___ Supplied entries

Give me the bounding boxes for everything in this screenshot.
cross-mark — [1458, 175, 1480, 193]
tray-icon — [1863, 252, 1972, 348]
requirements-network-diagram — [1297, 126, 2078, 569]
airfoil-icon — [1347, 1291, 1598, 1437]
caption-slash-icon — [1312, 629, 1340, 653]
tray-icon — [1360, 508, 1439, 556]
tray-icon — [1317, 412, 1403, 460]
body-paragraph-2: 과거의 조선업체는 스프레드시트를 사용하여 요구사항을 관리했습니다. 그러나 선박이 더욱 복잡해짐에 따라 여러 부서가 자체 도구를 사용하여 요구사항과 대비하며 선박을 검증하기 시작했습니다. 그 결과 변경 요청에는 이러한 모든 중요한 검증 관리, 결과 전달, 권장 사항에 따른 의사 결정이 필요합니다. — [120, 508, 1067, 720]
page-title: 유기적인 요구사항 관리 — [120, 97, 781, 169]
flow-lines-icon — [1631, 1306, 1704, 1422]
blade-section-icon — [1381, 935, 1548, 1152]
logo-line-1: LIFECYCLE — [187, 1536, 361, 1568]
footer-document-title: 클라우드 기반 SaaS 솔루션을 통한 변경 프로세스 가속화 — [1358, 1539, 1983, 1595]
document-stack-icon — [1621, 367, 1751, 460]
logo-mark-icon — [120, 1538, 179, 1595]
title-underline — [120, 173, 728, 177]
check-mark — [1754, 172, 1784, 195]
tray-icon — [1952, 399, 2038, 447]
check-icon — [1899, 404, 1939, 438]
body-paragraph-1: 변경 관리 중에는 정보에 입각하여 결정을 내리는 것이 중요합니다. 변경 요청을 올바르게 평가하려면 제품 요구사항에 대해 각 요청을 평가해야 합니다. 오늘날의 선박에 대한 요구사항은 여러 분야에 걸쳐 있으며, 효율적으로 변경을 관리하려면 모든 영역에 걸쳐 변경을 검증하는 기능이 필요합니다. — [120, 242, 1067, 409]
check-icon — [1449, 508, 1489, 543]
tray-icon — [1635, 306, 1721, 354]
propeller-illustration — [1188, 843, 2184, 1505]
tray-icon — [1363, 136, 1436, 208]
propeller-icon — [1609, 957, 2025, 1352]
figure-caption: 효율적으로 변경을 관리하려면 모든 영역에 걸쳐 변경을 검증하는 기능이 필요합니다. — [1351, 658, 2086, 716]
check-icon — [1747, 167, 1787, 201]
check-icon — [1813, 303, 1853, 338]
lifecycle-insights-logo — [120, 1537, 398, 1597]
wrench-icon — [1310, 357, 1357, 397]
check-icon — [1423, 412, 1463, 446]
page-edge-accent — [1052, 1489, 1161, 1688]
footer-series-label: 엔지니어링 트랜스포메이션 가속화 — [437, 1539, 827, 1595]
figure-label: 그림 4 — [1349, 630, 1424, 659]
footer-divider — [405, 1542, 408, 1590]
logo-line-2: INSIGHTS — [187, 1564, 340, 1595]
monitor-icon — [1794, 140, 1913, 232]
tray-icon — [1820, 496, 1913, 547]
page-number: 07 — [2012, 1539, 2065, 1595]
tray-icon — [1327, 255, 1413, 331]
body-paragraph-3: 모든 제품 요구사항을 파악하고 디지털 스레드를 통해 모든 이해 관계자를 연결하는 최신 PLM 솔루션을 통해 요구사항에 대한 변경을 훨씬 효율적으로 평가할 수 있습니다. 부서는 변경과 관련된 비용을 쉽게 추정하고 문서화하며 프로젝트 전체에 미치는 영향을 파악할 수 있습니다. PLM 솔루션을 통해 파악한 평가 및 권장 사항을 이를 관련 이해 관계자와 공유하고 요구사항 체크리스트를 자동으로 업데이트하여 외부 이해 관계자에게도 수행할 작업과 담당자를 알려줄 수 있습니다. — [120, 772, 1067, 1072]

______

Please pull out the material from its first line through the line holding "flow-lines-icon — [1631, 1306, 1704, 1422]", inclusive, and reproduce those lines without any change.

◆ **Solution for this task**
Give me the bounding boxes for everything in this screenshot.
cross-mark — [1458, 175, 1480, 193]
tray-icon — [1863, 252, 1972, 348]
requirements-network-diagram — [1297, 126, 2078, 569]
airfoil-icon — [1347, 1291, 1598, 1437]
caption-slash-icon — [1312, 629, 1340, 653]
tray-icon — [1360, 508, 1439, 556]
tray-icon — [1317, 412, 1403, 460]
body-paragraph-2: 과거의 조선업체는 스프레드시트를 사용하여 요구사항을 관리했습니다. 그러나 선박이 더욱 복잡해짐에 따라 여러 부서가 자체 도구를 사용하여 요구사항과 대비하며 선박을 검증하기 시작했습니다. 그 결과 변경 요청에는 이러한 모든 중요한 검증 관리, 결과 전달, 권장 사항에 따른 의사 결정이 필요합니다. — [120, 508, 1067, 720]
page-title: 유기적인 요구사항 관리 — [120, 97, 781, 169]
flow-lines-icon — [1631, 1306, 1704, 1422]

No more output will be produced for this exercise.